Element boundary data

=======

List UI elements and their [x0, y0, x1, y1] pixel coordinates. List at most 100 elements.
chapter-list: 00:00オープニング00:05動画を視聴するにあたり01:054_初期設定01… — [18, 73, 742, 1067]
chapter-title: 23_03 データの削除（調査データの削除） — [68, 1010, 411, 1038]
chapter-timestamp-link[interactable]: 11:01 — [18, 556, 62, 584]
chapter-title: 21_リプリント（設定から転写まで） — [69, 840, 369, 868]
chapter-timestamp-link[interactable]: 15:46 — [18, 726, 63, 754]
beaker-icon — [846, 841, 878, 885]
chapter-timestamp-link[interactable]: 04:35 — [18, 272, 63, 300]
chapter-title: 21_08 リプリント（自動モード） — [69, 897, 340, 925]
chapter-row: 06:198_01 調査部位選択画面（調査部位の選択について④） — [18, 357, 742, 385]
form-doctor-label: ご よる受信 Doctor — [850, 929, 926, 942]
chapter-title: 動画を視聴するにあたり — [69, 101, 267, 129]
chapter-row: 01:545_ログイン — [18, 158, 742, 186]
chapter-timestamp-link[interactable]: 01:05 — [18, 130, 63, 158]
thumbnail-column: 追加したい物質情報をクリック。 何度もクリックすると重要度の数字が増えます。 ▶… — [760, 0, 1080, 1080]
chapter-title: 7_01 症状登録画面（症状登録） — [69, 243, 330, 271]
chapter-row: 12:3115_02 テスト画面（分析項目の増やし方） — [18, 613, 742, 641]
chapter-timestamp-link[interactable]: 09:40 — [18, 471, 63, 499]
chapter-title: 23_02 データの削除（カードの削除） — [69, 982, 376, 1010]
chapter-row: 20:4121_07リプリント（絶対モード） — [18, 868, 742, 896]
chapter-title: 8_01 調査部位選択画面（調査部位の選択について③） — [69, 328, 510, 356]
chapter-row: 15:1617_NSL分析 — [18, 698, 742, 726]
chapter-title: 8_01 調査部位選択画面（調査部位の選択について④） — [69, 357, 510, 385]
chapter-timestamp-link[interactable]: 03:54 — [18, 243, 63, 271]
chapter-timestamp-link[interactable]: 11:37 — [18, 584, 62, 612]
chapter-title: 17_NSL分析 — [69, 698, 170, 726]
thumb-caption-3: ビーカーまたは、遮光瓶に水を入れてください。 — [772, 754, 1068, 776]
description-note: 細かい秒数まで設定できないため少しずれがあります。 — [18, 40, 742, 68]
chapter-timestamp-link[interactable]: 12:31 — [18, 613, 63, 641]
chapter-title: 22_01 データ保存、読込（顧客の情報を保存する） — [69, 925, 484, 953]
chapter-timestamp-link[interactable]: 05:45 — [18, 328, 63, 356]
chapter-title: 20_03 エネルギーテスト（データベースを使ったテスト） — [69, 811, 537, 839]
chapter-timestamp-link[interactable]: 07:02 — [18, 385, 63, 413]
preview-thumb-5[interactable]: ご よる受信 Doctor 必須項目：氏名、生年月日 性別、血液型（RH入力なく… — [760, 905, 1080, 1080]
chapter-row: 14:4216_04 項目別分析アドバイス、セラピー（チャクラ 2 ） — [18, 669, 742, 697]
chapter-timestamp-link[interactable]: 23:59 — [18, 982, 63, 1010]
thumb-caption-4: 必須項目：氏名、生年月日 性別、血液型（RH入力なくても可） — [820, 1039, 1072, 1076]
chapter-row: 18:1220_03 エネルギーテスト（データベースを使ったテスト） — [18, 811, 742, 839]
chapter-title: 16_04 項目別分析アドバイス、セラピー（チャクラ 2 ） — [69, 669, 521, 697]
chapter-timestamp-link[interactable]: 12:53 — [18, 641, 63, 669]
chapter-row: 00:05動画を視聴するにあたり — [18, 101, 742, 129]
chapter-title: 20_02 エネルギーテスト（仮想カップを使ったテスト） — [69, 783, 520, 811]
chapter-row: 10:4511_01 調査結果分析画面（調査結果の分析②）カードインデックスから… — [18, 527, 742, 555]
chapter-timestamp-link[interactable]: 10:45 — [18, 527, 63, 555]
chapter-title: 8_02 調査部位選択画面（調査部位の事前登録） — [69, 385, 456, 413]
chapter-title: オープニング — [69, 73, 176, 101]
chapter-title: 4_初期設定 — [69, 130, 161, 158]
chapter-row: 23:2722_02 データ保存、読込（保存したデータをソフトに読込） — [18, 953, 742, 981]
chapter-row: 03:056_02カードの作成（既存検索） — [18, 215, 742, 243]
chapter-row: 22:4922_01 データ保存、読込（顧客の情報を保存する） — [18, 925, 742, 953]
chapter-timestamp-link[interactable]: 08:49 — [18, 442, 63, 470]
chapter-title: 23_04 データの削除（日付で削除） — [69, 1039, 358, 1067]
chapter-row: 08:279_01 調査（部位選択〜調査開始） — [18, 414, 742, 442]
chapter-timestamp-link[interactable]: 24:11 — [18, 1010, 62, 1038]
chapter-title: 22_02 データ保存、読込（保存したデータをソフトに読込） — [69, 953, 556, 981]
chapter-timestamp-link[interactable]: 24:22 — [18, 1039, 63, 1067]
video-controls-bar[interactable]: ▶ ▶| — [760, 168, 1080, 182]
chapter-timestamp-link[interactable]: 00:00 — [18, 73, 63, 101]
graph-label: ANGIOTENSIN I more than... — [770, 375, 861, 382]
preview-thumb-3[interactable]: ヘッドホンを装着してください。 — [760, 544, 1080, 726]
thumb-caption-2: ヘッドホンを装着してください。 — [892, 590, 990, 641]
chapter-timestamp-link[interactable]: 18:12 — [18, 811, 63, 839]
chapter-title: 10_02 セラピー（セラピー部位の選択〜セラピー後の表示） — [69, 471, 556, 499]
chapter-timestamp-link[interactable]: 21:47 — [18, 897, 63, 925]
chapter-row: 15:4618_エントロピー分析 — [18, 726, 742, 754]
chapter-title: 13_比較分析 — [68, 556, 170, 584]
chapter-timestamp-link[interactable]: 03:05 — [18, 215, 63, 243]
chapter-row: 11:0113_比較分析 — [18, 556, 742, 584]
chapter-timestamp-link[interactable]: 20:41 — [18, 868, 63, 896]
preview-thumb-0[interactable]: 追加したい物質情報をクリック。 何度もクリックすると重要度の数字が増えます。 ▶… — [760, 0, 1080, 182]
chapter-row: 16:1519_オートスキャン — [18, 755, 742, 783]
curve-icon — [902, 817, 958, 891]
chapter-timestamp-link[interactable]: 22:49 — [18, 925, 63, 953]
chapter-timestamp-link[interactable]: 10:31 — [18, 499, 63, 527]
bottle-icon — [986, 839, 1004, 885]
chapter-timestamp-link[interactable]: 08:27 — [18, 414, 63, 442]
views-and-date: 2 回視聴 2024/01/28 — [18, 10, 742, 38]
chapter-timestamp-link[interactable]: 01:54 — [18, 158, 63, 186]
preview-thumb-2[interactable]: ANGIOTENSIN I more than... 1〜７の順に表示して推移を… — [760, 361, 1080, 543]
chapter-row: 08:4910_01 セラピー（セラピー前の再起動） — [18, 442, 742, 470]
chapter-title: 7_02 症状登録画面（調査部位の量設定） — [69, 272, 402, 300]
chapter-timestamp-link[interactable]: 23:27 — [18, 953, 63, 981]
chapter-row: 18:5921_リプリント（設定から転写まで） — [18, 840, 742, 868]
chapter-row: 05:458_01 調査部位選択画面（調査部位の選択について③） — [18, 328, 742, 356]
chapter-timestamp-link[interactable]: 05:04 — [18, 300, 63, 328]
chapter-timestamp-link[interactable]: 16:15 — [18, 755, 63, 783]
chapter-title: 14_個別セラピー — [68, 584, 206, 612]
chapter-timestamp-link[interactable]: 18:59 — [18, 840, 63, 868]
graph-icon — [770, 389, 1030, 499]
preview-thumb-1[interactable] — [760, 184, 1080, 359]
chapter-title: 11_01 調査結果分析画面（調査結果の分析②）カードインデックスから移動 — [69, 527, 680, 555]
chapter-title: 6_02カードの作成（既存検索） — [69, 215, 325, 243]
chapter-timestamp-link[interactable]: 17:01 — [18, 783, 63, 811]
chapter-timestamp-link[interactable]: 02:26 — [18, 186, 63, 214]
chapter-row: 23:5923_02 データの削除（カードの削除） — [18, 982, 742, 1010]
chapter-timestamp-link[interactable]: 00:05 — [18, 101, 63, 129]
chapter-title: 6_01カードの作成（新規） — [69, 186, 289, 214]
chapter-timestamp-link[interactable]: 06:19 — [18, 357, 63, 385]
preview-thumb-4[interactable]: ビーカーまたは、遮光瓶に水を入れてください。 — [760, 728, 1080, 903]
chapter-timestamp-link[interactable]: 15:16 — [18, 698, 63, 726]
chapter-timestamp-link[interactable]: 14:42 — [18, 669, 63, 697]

=======

_EXERCISE DESCRIPTION:_ Starting at the top of the data and ending with the line that contains "thumb-caption-3: ビーカーまたは、遮光瓶に水を入れてください。 —", rewrite every line with "chapter-title" changed to "section-title" and nothing else altered.

_COMPLETE ANSWER:_
List UI elements and their [x0, y0, x1, y1] pixel coordinates. List at most 100 elements.
chapter-list: 00:00オープニング00:05動画を視聴するにあたり01:054_初期設定01… — [18, 73, 742, 1067]
section-title: 23_03 データの削除（調査データの削除） — [68, 1010, 411, 1038]
chapter-timestamp-link[interactable]: 11:01 — [18, 556, 62, 584]
section-title: 21_リプリント（設定から転写まで） — [69, 840, 369, 868]
chapter-timestamp-link[interactable]: 15:46 — [18, 726, 63, 754]
beaker-icon — [846, 841, 878, 885]
chapter-timestamp-link[interactable]: 04:35 — [18, 272, 63, 300]
section-title: 21_08 リプリント（自動モード） — [69, 897, 340, 925]
chapter-row: 06:198_01 調査部位選択画面（調査部位の選択について④） — [18, 357, 742, 385]
form-doctor-label: ご よる受信 Doctor — [850, 929, 926, 942]
section-title: 動画を視聴するにあたり — [69, 101, 267, 129]
chapter-row: 01:545_ログイン — [18, 158, 742, 186]
chapter-timestamp-link[interactable]: 01:05 — [18, 130, 63, 158]
thumbnail-column: 追加したい物質情報をクリック。 何度もクリックすると重要度の数字が増えます。 ▶… — [760, 0, 1080, 1080]
section-title: 7_01 症状登録画面（症状登録） — [69, 243, 330, 271]
chapter-row: 12:3115_02 テスト画面（分析項目の増やし方） — [18, 613, 742, 641]
chapter-timestamp-link[interactable]: 09:40 — [18, 471, 63, 499]
section-title: 23_02 データの削除（カードの削除） — [69, 982, 376, 1010]
chapter-row: 20:4121_07リプリント（絶対モード） — [18, 868, 742, 896]
section-title: 8_01 調査部位選択画面（調査部位の選択について③） — [69, 328, 510, 356]
chapter-row: 15:1617_NSL分析 — [18, 698, 742, 726]
section-title: 8_01 調査部位選択画面（調査部位の選択について④） — [69, 357, 510, 385]
chapter-timestamp-link[interactable]: 03:54 — [18, 243, 63, 271]
chapter-timestamp-link[interactable]: 11:37 — [18, 584, 62, 612]
section-title: 17_NSL分析 — [69, 698, 170, 726]
thumb-caption-3: ビーカーまたは、遮光瓶に水を入れてください。 — [772, 754, 1068, 776]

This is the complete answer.